Directive:
Take the data that follows and retype it word for word.

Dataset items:
## Start

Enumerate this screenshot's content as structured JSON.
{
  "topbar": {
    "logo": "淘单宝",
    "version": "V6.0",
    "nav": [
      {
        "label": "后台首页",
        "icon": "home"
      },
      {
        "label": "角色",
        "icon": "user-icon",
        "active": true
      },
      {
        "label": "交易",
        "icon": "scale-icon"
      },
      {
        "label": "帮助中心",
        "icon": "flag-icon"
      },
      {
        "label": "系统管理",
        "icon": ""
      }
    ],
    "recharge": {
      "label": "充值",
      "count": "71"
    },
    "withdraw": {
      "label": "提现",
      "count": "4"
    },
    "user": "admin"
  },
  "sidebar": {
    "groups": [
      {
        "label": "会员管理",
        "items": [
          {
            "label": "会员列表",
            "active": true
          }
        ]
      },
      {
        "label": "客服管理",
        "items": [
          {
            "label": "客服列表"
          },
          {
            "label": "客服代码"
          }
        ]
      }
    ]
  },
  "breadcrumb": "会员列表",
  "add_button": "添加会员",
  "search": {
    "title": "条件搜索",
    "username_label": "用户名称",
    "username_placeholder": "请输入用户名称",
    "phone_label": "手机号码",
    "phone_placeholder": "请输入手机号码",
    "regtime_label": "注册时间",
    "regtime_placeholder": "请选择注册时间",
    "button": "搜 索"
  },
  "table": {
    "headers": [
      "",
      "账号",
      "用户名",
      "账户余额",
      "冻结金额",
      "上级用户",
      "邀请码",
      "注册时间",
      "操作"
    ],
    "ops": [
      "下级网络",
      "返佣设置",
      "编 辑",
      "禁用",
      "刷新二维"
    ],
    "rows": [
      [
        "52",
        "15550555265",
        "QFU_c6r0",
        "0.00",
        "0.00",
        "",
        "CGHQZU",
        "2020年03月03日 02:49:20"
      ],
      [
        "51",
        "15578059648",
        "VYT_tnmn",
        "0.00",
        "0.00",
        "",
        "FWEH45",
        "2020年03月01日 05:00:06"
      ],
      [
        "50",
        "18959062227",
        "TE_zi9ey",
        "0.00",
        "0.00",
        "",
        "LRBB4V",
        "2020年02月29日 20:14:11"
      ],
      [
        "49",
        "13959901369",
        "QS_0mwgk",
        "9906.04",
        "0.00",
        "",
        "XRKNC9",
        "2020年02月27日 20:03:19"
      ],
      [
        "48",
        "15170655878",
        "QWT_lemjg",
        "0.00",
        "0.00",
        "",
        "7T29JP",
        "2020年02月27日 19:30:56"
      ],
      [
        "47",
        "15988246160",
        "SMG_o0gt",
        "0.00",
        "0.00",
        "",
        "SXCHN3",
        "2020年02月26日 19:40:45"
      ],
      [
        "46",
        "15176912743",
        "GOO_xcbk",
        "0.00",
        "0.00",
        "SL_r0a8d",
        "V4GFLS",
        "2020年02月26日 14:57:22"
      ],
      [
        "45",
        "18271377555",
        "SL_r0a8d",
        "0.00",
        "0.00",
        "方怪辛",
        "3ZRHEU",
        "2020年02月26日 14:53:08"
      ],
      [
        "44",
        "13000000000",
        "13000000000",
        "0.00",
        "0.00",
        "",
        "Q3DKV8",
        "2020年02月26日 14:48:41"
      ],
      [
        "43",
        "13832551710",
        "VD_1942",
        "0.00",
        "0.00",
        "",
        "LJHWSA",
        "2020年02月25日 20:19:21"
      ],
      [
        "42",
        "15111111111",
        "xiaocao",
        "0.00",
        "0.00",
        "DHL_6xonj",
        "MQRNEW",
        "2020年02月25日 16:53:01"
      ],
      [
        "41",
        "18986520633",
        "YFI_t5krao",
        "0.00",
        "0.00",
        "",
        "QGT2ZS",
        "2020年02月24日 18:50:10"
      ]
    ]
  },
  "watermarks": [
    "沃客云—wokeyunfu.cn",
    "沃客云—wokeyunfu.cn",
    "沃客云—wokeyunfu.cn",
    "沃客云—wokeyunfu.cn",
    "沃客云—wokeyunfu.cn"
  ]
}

## End

Result for this exercise:
Enumerate this screenshot's content as structured JSON.
{
  "topbar": {
    "logo": "淘单宝",
    "version": "V6.0",
    "nav": [
      {
        "label": "后台首页",
        "icon": "home"
      },
      {
        "label": "角色",
        "icon": "user-icon",
        "active": true
      },
      {
        "label": "交易",
        "icon": "scale-icon"
      },
      {
        "label": "帮助中心",
        "icon": "flag-icon"
      },
      {
        "label": "系统管理",
        "icon": ""
      }
    ],
    "recharge": {
      "label": "充值",
      "count": "71"
    },
    "withdraw": {
      "label": "提现",
      "count": "4"
    },
    "user": "admin"
  },
  "sidebar": {
    "groups": [
      {
        "label": "会员管理",
        "items": [
          {
            "label": "会员列表",
            "active": true
          }
        ]
      },
      {
        "label": "客服管理",
        "items": [
          {
            "label": "客服列表"
          },
          {
            "label": "客服代码"
          }
        ]
      }
    ]
  },
  "breadcrumb": "会员列表",
  "add_button": "添加会员",
  "search": {
    "title": "条件搜索",
    "username_label": "用户名称",
    "username_placeholder": "请输入用户名称",
    "phone_label": "手机号码",
    "phone_placeholder": "请输入手机号码",
    "regtime_label": "注册时间",
    "regtime_placeholder": "请选择注册时间",
    "button": "搜 索"
  },
  "table": {
    "headers": [
      "",
      "账号",
      "用户名",
      "账户余额",
      "冻结金额",
      "上级用户",
      "邀请码",
      "注册时间",
      "操作"
    ],
    "ops": [
      "下级网络",
      "返佣设置",
      "编 辑",
      "禁用",
      "刷新二维"
    ],
    "rows": [
      [
        "52",
        "15550555265",
        "QFU_c6r0",
        "0.00",
        "0.00",
        "",
        "CGHQZU",
        "2020年03月03日 02:49:20"
      ],
      [
        "51",
        "15578059648",
        "VYT_tnmn",
        "0.00",
        "0.00",
        "",
        "FWEH45",
        "2020年03月01日 05:00:06"
      ],
      [
        "50",
        "18959062227",
        "TE_zi9ey",
        "0.00",
        "0.00",
        "",
        "LRBB4V",
        "2020年02月29日 20:14:11"
      ],
      [
        "49",
        "13959901369",
        "QS_0mwgk",
        "9906.04",
        "0.00",
        "",
        "XRKNC9",
        "2020年02月27日 20:03:19"
      ],
      [
        "48",
        "15170655878",
        "QWT_lemjg",
        "0.00",
        "0.00",
        "",
        "7T29JP",
        "2020年02月27日 19:30:56"
      ],
      [
        "47",
        "15988246160",
        "SMG_o0gt",
        "0.00",
        "0.00",
        "",
        "SXCHN3",
        "2020年02月26日 19:40:45"
      ],
      [
        "46",
        "15176912743",
        "GOO_xcbk",
        "0.00",
        "0.00",
        "SL_r0a8d",
        "V4GFLS",
        "2020年02月26日 14:57:22"
      ],
      [
        "45",
        "18271377555",
        "SL_r0a8d",
        "0.00",
        "0.00",
        "方怪辛",
        "3ZRHEU",
        "2020年02月26日 14:53:08"
      ],
      [
        "44",
        "13000000000",
        "13000000000",
        "0.00",
        "0.00",
        "",
        "Q3DKV8",
        "2020年02月26日 14:48:41"
      ],
      [
        "43",
        "13832551710",
        "VD_1942",
        "0.00",
        "0.00",
        "",
        "LJHWSA",
        "2020年02月25日 20:19:21"
      ],
      [
        "42",
        "15111111111",
        "xiaocao",
        "0.00",
        "0.00",
        "DHL_6xonj",
        "MQRNEW",
        "2020年02月25日 16:53:01"
      ],
      [
        "41",
        "18986520633",
        "YFI_t5krao",
        "0.00",
        "0.00",
        "",
        "QGT2ZS",
        "2020年02月24日 18:50:10"
      ]
    ]
  },
  "watermarks": [
    "沃客云—wokeyunfu.cn",
    "沃客云—wokeyunfu.cn",
    "沃客云—wokeyunfu.cn",
    "沃客云—wokeyunfu.cn",
    "沃客云—wokeyunfu.cn"
  ]
}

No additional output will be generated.